> **GEGEBENE ANWEISUNG 1**: Welchen Zeitraum untersucht Harp laut dem Ausgangstext?

> **AUSGANGSTEXT**:
• • • • •

Die französische Riviera ist ein klassischer Gegenstand der Tourismusforschung.1 Der an der University of Akron in Ohio lehrende Stephen L. Harp liefert durch die Verknüpfung der Themen Tourismus und Migration, Infrastruktur und Umwelt und neuartige postkoloniale Perspektiven einen innovativen Beitrag, der für die historische Forschung zum modernen Mittelmeertourismus insgesamt wegweisend erscheint, weil er den Zusammenhang zweier Mobilitätsformen, des Tourismus und der Migration, erhellt.
In seiner Einleitung greift der Autor die Frage auf, zu wessen Nutzen und zu welchem Preis „Entwicklung“ erfolge (S. 4).2 Im Fokus seiner tourismusgeschichtlichen Analyse stehen Arbeit und Umwelt, anstatt wie sonst üblich, Sehenswürdigkeiten und Landschaften. Ein weiterer origineller Zugriff besteht darin, die These einer Erfindung der Riviera durch ausländische Touristen zu hinterfragen. Anders als beispielsweise Jim Ring3, der sich mit dem Einfluss von Engländern, Russen und Amerikanern im 19. und 20. Jahrhundert auseinandersetzt, will Harp das etablierte Bild von der Riviera als einem weißen, europäischen Paradies aufbrechen (S. 3–5). Dies gelingt ihm, indem er am Ende eines jeden Kapitels die Situation und das Wirken der nordafrikanischen Arbeiter sichtbar macht. Harp untersucht dies für die Zeit des entstehenden Massentourismus zwischen 1946 und 1975.

• • • • •

> **AUFLISTUNG**:
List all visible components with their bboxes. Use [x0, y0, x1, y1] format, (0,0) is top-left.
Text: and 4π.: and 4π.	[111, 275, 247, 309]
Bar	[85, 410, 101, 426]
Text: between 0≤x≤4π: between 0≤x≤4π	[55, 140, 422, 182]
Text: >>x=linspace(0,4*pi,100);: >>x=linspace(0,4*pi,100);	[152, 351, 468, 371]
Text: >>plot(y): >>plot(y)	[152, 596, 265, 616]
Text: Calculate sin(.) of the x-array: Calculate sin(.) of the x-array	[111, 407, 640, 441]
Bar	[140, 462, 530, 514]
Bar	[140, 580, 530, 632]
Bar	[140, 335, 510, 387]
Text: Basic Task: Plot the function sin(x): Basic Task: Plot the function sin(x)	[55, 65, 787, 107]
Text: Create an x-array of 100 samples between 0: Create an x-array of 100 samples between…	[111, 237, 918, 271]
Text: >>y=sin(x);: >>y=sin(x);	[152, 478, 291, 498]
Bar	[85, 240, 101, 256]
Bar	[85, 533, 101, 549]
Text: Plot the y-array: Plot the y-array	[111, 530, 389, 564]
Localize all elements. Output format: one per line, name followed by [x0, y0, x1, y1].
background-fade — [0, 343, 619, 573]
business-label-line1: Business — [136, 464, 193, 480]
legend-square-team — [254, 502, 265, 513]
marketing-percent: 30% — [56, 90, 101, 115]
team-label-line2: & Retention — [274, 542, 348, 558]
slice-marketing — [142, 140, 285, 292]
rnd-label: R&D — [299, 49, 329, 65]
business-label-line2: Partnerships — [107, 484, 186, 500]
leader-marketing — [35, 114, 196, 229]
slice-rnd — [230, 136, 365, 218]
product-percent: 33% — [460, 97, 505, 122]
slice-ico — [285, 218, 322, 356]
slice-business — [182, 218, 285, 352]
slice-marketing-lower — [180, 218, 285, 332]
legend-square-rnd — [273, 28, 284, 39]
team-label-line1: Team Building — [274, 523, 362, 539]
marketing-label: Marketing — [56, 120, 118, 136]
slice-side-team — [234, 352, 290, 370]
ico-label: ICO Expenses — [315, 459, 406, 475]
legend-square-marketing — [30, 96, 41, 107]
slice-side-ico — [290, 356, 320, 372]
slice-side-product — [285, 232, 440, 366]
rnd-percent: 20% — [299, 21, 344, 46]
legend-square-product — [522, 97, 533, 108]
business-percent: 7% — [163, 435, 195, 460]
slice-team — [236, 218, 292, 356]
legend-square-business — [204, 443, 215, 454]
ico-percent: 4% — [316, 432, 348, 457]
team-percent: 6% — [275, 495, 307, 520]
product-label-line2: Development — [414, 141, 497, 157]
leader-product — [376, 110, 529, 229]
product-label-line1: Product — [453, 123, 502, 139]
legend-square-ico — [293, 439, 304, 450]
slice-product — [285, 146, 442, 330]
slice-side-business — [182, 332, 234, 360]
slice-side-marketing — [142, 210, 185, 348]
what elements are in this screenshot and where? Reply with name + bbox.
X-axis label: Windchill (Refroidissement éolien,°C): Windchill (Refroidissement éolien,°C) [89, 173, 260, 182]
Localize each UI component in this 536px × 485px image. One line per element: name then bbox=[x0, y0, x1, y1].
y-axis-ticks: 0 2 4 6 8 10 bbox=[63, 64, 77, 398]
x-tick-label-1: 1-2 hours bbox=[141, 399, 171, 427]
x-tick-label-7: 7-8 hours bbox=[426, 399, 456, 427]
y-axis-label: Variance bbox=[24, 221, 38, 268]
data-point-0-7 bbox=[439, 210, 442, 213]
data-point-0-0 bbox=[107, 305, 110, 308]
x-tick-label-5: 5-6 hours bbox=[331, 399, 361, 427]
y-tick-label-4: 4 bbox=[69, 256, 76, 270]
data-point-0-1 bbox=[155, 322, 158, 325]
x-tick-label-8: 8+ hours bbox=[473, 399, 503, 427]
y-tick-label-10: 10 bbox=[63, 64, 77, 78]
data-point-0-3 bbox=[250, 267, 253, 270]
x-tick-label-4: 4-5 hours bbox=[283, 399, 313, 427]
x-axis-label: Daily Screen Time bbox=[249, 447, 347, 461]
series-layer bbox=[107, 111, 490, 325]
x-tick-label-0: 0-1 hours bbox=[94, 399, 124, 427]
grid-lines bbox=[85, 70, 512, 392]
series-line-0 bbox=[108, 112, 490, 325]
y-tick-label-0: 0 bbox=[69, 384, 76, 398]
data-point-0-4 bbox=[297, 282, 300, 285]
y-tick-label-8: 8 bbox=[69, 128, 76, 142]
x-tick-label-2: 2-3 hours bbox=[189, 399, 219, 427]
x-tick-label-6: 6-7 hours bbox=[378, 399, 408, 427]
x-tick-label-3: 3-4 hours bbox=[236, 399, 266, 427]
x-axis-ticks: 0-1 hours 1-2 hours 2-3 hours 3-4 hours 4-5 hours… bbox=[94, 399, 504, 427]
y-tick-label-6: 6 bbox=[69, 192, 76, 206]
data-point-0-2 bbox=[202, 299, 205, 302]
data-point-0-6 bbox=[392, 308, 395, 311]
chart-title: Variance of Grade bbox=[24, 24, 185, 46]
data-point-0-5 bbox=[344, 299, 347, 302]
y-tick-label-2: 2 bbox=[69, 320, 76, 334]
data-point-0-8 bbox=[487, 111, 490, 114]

• • • • •

> **GEGEBENE ANWEISUNG 2**: Gib nur die Zeilen der Auflistung vom ersten Eintrag bis einschließlich der Zeile mit „Text: Basic Task: Plot“ erneut aus. Benenne darin „Calculate“ in „Compute“ um und lass alles andere unverändert.

> **KORREKTE AUSGABE 1**: Er untersucht die Zeit des entstehenden Massentourismus zwischen 1946 und 1975.

> **KORREKTE AUSGABE 2**:
List all visible components with their bboxes. Use [x0, y0, x1, y1] format, (0,0) is top-left.
Text: and 4π.: and 4π.	[111, 275, 247, 309]
Bar	[85, 410, 101, 426]
Text: between 0≤x≤4π: between 0≤x≤4π	[55, 140, 422, 182]
Text: >>x=linspace(0,4*pi,100);: >>x=linspace(0,4*pi,100);	[152, 351, 468, 371]
Text: >>plot(y): >>plot(y)	[152, 596, 265, 616]
Text: Compute sin(.) of the x-array: Compute sin(.) of the x-array	[111, 407, 640, 441]
Bar	[140, 462, 530, 514]
Bar	[140, 580, 530, 632]
Bar	[140, 335, 510, 387]
Text: Basic Task: Plot the function sin(x): Basic Task: Plot the function sin(x)	[55, 65, 787, 107]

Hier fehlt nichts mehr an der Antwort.